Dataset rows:
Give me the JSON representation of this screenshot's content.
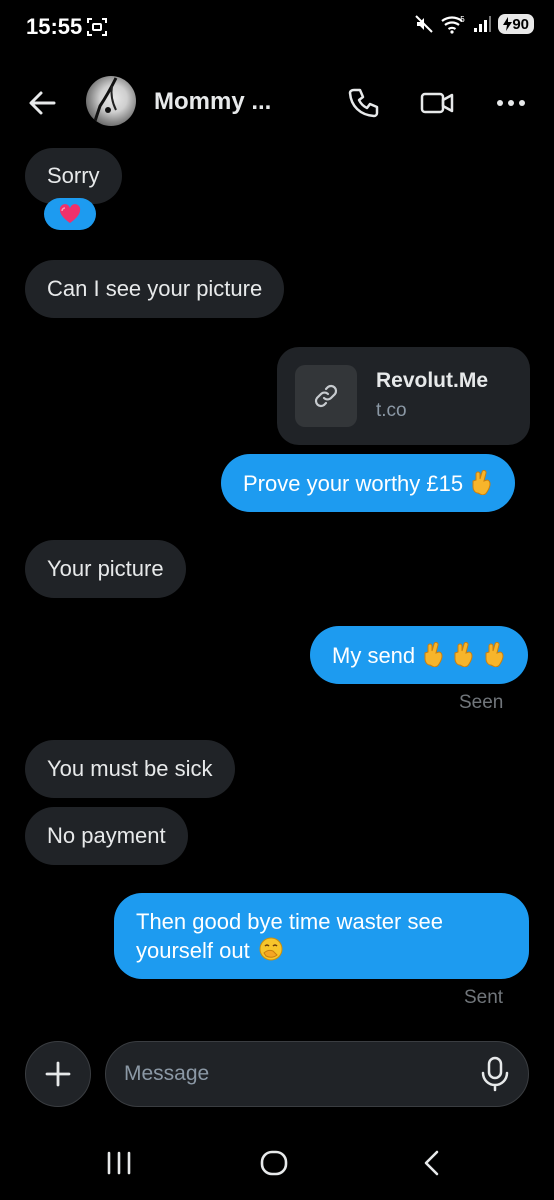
{
  "status_bar": {
    "time": "15:55",
    "battery": "90"
  },
  "header": {
    "contact_name": "Mommy ..."
  },
  "messages": [
    {
      "direction": "in",
      "text": "Sorry",
      "reaction": "heart"
    },
    {
      "direction": "in",
      "text": "Can I see your picture"
    },
    {
      "direction": "out",
      "type": "link",
      "title": "Revolut.Me",
      "domain": "t.co"
    },
    {
      "direction": "out",
      "text": "Prove your worthy £15"
    },
    {
      "direction": "in",
      "text": "Your picture"
    },
    {
      "direction": "out",
      "text": "My send",
      "status": "Seen"
    },
    {
      "direction": "in",
      "text": "You must be sick"
    },
    {
      "direction": "in",
      "text": "No payment"
    },
    {
      "direction": "out",
      "text_line1": "Then good bye time waster see",
      "text_line2": "yourself out",
      "status": "Sent"
    }
  ],
  "composer": {
    "placeholder": "Message"
  },
  "colors": {
    "background": "#000000",
    "incoming_bubble": "#202327",
    "outgoing_bubble": "#1d9bf0",
    "meta_text": "#71767b"
  }
}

- **THE REQUEST**
Write out the whole listing exactly, and drop the pictures.

- **REPLY**
Give me the JSON representation of this screenshot's content.
{
  "status_bar": {
    "time": "15:55",
    "battery": "90"
  },
  "header": {
    "contact_name": "Mommy ..."
  },
  "messages": [
    {
      "direction": "in",
      "text": "Sorry",
      "reaction": "heart"
    },
    {
      "direction": "in",
      "text": "Can I see your picture"
    },
    {
      "direction": "out",
      "type": "link",
      "title": "Revolut.Me",
      "domain": "t.co"
    },
    {
      "direction": "out",
      "text": "Prove your worthy £15"
    },
    {
      "direction": "in",
      "text": "Your picture"
    },
    {
      "direction": "out",
      "text": "My send",
      "status": "Seen"
    },
    {
      "direction": "in",
      "text": "You must be sick"
    },
    {
      "direction": "in",
      "text": "No payment"
    },
    {
      "direction": "out",
      "text_line1": "Then good bye time waster see",
      "text_line2": "yourself out",
      "status": "Sent"
    }
  ],
  "composer": {
    "placeholder": "Message"
  },
  "colors": {
    "background": "#000000",
    "incoming_bubble": "#202327",
    "outgoing_bubble": "#1d9bf0",
    "meta_text": "#71767b"
  }
}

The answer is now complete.